§ **Given exercise**:
Write out the listing exactly as it is given.

§ **Provided information**:
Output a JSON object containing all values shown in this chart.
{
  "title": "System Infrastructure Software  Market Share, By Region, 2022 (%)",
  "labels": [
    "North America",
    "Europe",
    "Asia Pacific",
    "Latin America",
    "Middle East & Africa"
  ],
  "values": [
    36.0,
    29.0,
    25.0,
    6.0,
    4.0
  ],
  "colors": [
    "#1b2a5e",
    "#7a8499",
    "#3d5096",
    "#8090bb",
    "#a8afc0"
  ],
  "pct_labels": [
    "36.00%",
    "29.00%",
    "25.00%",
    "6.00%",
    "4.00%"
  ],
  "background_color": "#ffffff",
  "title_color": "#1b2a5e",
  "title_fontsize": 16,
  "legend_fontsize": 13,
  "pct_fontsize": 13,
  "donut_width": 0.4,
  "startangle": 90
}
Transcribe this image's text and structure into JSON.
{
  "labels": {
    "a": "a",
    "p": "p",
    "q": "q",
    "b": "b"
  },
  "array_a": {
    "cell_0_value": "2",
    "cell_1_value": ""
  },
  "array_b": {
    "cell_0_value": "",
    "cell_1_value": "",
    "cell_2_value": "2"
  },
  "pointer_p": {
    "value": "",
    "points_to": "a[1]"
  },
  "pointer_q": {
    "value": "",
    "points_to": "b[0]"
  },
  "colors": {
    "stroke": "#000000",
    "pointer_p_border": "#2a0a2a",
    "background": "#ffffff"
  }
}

§ **The answer**:
Output a JSON object containing all values shown in this chart.
{
  "title": "System Infrastructure Software  Market Share, By Region, 2022 (%)",
  "labels": [
    "North America",
    "Europe",
    "Asia Pacific",
    "Latin America",
    "Middle East & Africa"
  ],
  "values": [
    36.0,
    29.0,
    25.0,
    6.0,
    4.0
  ],
  "colors": [
    "#1b2a5e",
    "#7a8499",
    "#3d5096",
    "#8090bb",
    "#a8afc0"
  ],
  "pct_labels": [
    "36.00%",
    "29.00%",
    "25.00%",
    "6.00%",
    "4.00%"
  ],
  "background_color": "#ffffff",
  "title_color": "#1b2a5e",
  "title_fontsize": 16,
  "legend_fontsize": 13,
  "pct_fontsize": 13,
  "donut_width": 0.4,
  "startangle": 90
}
Transcribe this image's text and structure into JSON.
{
  "labels": {
    "a": "a",
    "p": "p",
    "q": "q",
    "b": "b"
  },
  "array_a": {
    "cell_0_value": "2",
    "cell_1_value": ""
  },
  "array_b": {
    "cell_0_value": "",
    "cell_1_value": "",
    "cell_2_value": "2"
  },
  "pointer_p": {
    "value": "",
    "points_to": "a[1]"
  },
  "pointer_q": {
    "value": "",
    "points_to": "b[0]"
  },
  "colors": {
    "stroke": "#000000",
    "pointer_p_border": "#2a0a2a",
    "background": "#ffffff"
  }
}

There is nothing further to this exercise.